[Entries from a page text dataset]
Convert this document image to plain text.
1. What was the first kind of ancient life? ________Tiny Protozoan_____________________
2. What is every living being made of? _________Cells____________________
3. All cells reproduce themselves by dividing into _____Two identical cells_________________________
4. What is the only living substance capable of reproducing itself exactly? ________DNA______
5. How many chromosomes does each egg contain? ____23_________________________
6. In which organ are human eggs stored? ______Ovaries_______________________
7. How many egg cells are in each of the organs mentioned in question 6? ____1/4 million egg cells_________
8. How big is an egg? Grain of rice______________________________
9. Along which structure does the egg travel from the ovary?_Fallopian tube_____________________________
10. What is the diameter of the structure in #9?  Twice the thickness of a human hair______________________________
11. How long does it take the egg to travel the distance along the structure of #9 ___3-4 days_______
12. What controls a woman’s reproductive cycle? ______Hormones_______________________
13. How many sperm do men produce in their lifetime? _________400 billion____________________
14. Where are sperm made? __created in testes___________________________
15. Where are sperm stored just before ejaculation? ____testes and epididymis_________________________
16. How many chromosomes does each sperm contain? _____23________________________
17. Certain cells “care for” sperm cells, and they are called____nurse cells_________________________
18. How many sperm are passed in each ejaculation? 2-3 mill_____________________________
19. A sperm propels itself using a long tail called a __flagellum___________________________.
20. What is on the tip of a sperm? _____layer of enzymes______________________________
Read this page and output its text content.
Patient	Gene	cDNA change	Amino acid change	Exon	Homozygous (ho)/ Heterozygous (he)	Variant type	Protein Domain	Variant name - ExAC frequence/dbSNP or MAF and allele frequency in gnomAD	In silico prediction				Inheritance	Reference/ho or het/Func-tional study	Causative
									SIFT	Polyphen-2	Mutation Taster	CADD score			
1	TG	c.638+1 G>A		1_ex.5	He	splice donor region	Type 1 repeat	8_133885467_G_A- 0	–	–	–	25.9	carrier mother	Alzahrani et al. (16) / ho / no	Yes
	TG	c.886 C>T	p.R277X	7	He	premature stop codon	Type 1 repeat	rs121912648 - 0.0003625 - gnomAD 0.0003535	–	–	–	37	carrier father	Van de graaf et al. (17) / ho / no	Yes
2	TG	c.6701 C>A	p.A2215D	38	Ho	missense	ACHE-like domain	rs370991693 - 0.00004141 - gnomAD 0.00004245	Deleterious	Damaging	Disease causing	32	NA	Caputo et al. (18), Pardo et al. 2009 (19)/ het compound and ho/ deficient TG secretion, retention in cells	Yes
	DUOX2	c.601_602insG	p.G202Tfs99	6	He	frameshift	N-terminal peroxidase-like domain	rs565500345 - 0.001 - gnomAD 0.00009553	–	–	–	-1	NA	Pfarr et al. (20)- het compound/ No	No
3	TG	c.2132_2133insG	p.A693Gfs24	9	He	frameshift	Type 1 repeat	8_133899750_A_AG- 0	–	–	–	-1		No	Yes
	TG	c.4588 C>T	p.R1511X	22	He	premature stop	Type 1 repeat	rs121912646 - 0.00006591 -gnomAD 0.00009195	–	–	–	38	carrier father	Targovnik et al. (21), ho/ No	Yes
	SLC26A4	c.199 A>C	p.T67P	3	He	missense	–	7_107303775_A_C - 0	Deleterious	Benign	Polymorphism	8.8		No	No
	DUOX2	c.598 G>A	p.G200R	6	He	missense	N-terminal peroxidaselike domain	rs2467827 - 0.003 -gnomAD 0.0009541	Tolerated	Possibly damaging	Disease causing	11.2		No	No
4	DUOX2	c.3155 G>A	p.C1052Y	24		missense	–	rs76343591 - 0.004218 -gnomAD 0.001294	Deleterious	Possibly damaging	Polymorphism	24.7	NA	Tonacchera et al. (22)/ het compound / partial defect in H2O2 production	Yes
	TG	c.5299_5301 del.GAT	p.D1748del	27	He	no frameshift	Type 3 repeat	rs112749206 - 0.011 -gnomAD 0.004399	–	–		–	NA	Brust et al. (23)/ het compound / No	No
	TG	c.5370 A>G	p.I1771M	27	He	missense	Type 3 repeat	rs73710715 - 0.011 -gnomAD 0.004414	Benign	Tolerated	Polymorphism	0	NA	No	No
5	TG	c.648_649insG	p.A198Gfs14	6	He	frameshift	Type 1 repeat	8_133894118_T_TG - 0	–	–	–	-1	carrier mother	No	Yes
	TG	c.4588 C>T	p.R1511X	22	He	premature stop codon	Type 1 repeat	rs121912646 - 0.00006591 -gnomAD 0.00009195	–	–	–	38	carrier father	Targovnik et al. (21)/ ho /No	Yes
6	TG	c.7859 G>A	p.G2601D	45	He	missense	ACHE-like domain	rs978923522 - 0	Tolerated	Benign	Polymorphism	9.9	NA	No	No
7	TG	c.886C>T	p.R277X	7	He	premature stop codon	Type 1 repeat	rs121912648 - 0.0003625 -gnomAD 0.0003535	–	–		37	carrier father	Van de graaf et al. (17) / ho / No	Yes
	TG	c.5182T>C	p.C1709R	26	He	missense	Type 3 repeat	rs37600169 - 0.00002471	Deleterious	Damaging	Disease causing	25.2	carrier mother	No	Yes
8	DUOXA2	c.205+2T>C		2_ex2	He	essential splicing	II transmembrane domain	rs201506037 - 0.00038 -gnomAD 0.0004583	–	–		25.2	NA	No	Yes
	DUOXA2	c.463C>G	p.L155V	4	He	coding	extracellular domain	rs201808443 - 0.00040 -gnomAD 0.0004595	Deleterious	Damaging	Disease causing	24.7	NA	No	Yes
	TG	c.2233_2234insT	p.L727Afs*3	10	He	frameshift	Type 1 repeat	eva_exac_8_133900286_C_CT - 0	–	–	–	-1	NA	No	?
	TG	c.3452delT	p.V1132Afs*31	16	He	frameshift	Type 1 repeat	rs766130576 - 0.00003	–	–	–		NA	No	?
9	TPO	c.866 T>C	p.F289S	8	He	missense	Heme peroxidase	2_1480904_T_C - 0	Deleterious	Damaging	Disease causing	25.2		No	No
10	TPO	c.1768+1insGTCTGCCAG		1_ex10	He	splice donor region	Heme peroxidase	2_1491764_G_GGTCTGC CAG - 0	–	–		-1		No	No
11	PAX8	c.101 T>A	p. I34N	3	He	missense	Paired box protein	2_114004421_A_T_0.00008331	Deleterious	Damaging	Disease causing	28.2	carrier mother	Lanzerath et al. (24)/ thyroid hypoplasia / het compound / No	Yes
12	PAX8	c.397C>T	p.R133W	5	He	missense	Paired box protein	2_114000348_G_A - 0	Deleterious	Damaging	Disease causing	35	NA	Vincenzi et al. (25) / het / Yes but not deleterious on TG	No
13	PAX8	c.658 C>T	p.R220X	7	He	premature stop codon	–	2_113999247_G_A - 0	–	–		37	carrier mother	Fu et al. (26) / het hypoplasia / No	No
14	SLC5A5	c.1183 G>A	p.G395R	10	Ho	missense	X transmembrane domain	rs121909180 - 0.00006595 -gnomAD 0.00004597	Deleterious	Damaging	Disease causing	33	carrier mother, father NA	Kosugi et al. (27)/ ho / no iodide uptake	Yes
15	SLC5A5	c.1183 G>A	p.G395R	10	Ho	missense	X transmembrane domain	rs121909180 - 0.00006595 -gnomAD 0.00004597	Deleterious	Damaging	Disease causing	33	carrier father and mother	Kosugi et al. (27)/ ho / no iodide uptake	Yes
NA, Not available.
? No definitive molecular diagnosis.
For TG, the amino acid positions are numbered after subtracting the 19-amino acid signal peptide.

* [What to work on]
Return all entries exactly.

* [Expected output]
Convert this document image to plain text.
1. What was the first kind of ancient life? ________Tiny Protozoan_____________________
2. What is every living being made of? _________Cells____________________
3. All cells reproduce themselves by dividing into _____Two identical cells_________________________
4. What is the only living substance capable of reproducing itself exactly? ________DNA______
5. How many chromosomes does each egg contain? ____23_________________________
6. In which organ are human eggs stored? ______Ovaries_______________________
7. How many egg cells are in each of the organs mentioned in question 6? ____1/4 million egg cells_________
8. How big is an egg? Grain of rice______________________________
9. Along which structure does the egg travel from the ovary?_Fallopian tube_____________________________
10. What is the diameter of the structure in #9?  Twice the thickness of a human hair______________________________
11. How long does it take the egg to travel the distance along the structure of #9 ___3-4 days_______
12. What controls a woman’s reproductive cycle? ______Hormones_______________________
13. How many sperm do men produce in their lifetime? _________400 billion____________________
14. Where are sperm made? __created in testes___________________________
15. Where are sperm stored just before ejaculation? ____testes and epididymis_________________________
16. How many chromosomes does each sperm contain? _____23________________________
17. Certain cells “care for” sperm cells, and they are called____nurse cells_________________________
18. How many sperm are passed in each ejaculation? 2-3 mill_____________________________
19. A sperm propels itself using a long tail called a __flagellum___________________________.
20. What is on the tip of a sperm? _____layer of enzymes______________________________
Read this page and output its text content.
Patient	Gene	cDNA change	Amino acid change	Exon	Homozygous (ho)/ Heterozygous (he)	Variant type	Protein Domain	Variant name - ExAC frequence/dbSNP or MAF and allele frequency in gnomAD	In silico prediction				Inheritance	Reference/ho or het/Func-tional study	Causative
									SIFT	Polyphen-2	Mutation Taster	CADD score			
1	TG	c.638+1 G>A		1_ex.5	He	splice donor region	Type 1 repeat	8_133885467_G_A- 0	–	–	–	25.9	carrier mother	Alzahrani et al. (16) / ho / no	Yes
	TG	c.886 C>T	p.R277X	7	He	premature stop codon	Type 1 repeat	rs121912648 - 0.0003625 - gnomAD 0.0003535	–	–	–	37	carrier father	Van de graaf et al. (17) / ho / no	Yes
2	TG	c.6701 C>A	p.A2215D	38	Ho	missense	ACHE-like domain	rs370991693 - 0.00004141 - gnomAD 0.00004245	Deleterious	Damaging	Disease causing	32	NA	Caputo et al. (18), Pardo et al. 2009 (19)/ het compound and ho/ deficient TG secretion, retention in cells	Yes
	DUOX2	c.601_602insG	p.G202Tfs99	6	He	frameshift	N-terminal peroxidase-like domain	rs565500345 - 0.001 - gnomAD 0.00009553	–	–	–	-1	NA	Pfarr et al. (20)- het compound/ No	No
3	TG	c.2132_2133insG	p.A693Gfs24	9	He	frameshift	Type 1 repeat	8_133899750_A_AG- 0	–	–	–	-1		No	Yes
	TG	c.4588 C>T	p.R1511X	22	He	premature stop	Type 1 repeat	rs121912646 - 0.00006591 -gnomAD 0.00009195	–	–	–	38	carrier father	Targovnik et al. (21), ho/ No	Yes
	SLC26A4	c.199 A>C	p.T67P	3	He	missense	–	7_107303775_A_C - 0	Deleterious	Benign	Polymorphism	8.8		No	No
	DUOX2	c.598 G>A	p.G200R	6	He	missense	N-terminal peroxidaselike domain	rs2467827 - 0.003 -gnomAD 0.0009541	Tolerated	Possibly damaging	Disease causing	11.2		No	No
4	DUOX2	c.3155 G>A	p.C1052Y	24		missense	–	rs76343591 - 0.004218 -gnomAD 0.001294	Deleterious	Possibly damaging	Polymorphism	24.7	NA	Tonacchera et al. (22)/ het compound / partial defect in H2O2 production	Yes
	TG	c.5299_5301 del.GAT	p.D1748del	27	He	no frameshift	Type 3 repeat	rs112749206 - 0.011 -gnomAD 0.004399	–	–		–	NA	Brust et al. (23)/ het compound / No	No
	TG	c.5370 A>G	p.I1771M	27	He	missense	Type 3 repeat	rs73710715 - 0.011 -gnomAD 0.004414	Benign	Tolerated	Polymorphism	0	NA	No	No
5	TG	c.648_649insG	p.A198Gfs14	6	He	frameshift	Type 1 repeat	8_133894118_T_TG - 0	–	–	–	-1	carrier mother	No	Yes
	TG	c.4588 C>T	p.R1511X	22	He	premature stop codon	Type 1 repeat	rs121912646 - 0.00006591 -gnomAD 0.00009195	–	–	–	38	carrier father	Targovnik et al. (21)/ ho /No	Yes
6	TG	c.7859 G>A	p.G2601D	45	He	missense	ACHE-like domain	rs978923522 - 0	Tolerated	Benign	Polymorphism	9.9	NA	No	No
7	TG	c.886C>T	p.R277X	7	He	premature stop codon	Type 1 repeat	rs121912648 - 0.0003625 -gnomAD 0.0003535	–	–		37	carrier father	Van de graaf et al. (17) / ho / No	Yes
	TG	c.5182T>C	p.C1709R	26	He	missense	Type 3 repeat	rs37600169 - 0.00002471	Deleterious	Damaging	Disease causing	25.2	carrier mother	No	Yes
8	DUOXA2	c.205+2T>C		2_ex2	He	essential splicing	II transmembrane domain	rs201506037 - 0.00038 -gnomAD 0.0004583	–	–		25.2	NA	No	Yes
	DUOXA2	c.463C>G	p.L155V	4	He	coding	extracellular domain	rs201808443 - 0.00040 -gnomAD 0.0004595	Deleterious	Damaging	Disease causing	24.7	NA	No	Yes
	TG	c.2233_2234insT	p.L727Afs*3	10	He	frameshift	Type 1 repeat	eva_exac_8_133900286_C_CT - 0	–	–	–	-1	NA	No	?
	TG	c.3452delT	p.V1132Afs*31	16	He	frameshift	Type 1 repeat	rs766130576 - 0.00003	–	–	–		NA	No	?
9	TPO	c.866 T>C	p.F289S	8	He	missense	Heme peroxidase	2_1480904_T_C - 0	Deleterious	Damaging	Disease causing	25.2		No	No
10	TPO	c.1768+1insGTCTGCCAG		1_ex10	He	splice donor region	Heme peroxidase	2_1491764_G_GGTCTGC CAG - 0	–	–		-1		No	No
11	PAX8	c.101 T>A	p. I34N	3	He	missense	Paired box protein	2_114004421_A_T_0.00008331	Deleterious	Damaging	Disease causing	28.2	carrier mother	Lanzerath et al. (24)/ thyroid hypoplasia / het compound / No	Yes
12	PAX8	c.397C>T	p.R133W	5	He	missense	Paired box protein	2_114000348_G_A - 0	Deleterious	Damaging	Disease causing	35	NA	Vincenzi et al. (25) / het / Yes but not deleterious on TG	No
13	PAX8	c.658 C>T	p.R220X	7	He	premature stop codon	–	2_113999247_G_A - 0	–	–		37	carrier mother	Fu et al. (26) / het hypoplasia / No	No
14	SLC5A5	c.1183 G>A	p.G395R	10	Ho	missense	X transmembrane domain	rs121909180 - 0.00006595 -gnomAD 0.00004597	Deleterious	Damaging	Disease causing	33	carrier mother, father NA	Kosugi et al. (27)/ ho / no iodide uptake	Yes
15	SLC5A5	c.1183 G>A	p.G395R	10	Ho	missense	X transmembrane domain	rs121909180 - 0.00006595 -gnomAD 0.00004597	Deleterious	Damaging	Disease causing	33	carrier father and mother	Kosugi et al. (27)/ ho / no iodide uptake	Yes
NA, Not available.
? No definitive molecular diagnosis.
For TG, the amino acid positions are numbered after subtracting the 19-amino acid signal peptide.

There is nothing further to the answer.